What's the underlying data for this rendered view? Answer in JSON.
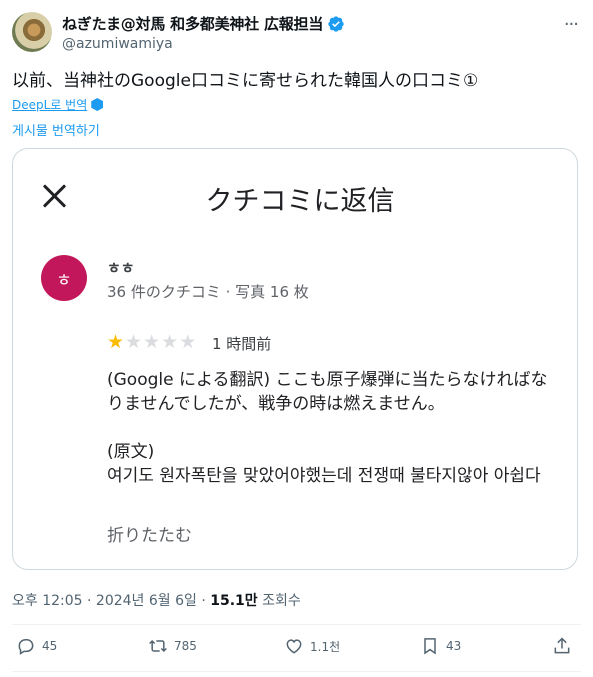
{
  "author": {
    "display_name": "ねぎたま@対馬 和多都美神社 広報担当",
    "handle": "@azumiwamiya"
  },
  "tweet": {
    "text": "以前、当神社のGoogle口コミに寄せられた韓国人の口コミ①",
    "deepl_label": "DeepL로 번역",
    "translate_label": "게시물 번역하기"
  },
  "card": {
    "title": "クチコミに返信",
    "reviewer_initial": "ㅎ",
    "reviewer_name": "ㅎㅎ",
    "reviewer_meta": "36 件のクチコミ · 写真 16 枚",
    "rating": 1,
    "rating_max": 5,
    "time": "1 時間前",
    "translated_text": "(Google による翻訳) ここも原子爆弾に当たらなければなりませんでしたが、戦争の時は燃えません。",
    "original_label": "(原文)",
    "original_text": "여기도 원자폭탄을 맞았어야했는데 전쟁때  불타지않아 아쉽다",
    "collapse_label": "折りたたむ"
  },
  "meta": {
    "time_date": "오후 12:05 · 2024년 6월 6일 · ",
    "views_count": "15.1만",
    "views_label": " 조회수"
  },
  "actions": {
    "replies": "45",
    "retweets": "785",
    "likes": "1.1천",
    "bookmarks": "43"
  },
  "colors": {
    "accent": "#1d9bf0",
    "star": "#fbbc04",
    "reviewer_avatar": "#c2185b"
  }
}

## Exercise description
Pictures stay out; repeat all the rest of the records exactly.

## Task output
What's the underlying data for this rendered view? Answer in JSON.
{
  "author": {
    "display_name": "ねぎたま@対馬 和多都美神社 広報担当",
    "handle": "@azumiwamiya"
  },
  "tweet": {
    "text": "以前、当神社のGoogle口コミに寄せられた韓国人の口コミ①",
    "deepl_label": "DeepL로 번역",
    "translate_label": "게시물 번역하기"
  },
  "card": {
    "title": "クチコミに返信",
    "reviewer_initial": "ㅎ",
    "reviewer_name": "ㅎㅎ",
    "reviewer_meta": "36 件のクチコミ · 写真 16 枚",
    "rating": 1,
    "rating_max": 5,
    "time": "1 時間前",
    "translated_text": "(Google による翻訳) ここも原子爆弾に当たらなければなりませんでしたが、戦争の時は燃えません。",
    "original_label": "(原文)",
    "original_text": "여기도 원자폭탄을 맞았어야했는데 전쟁때  불타지않아 아쉽다",
    "collapse_label": "折りたたむ"
  },
  "meta": {
    "time_date": "오후 12:05 · 2024년 6월 6일 · ",
    "views_count": "15.1만",
    "views_label": " 조회수"
  },
  "actions": {
    "replies": "45",
    "retweets": "785",
    "likes": "1.1천",
    "bookmarks": "43"
  },
  "colors": {
    "accent": "#1d9bf0",
    "star": "#fbbc04",
    "reviewer_avatar": "#c2185b"
  }
}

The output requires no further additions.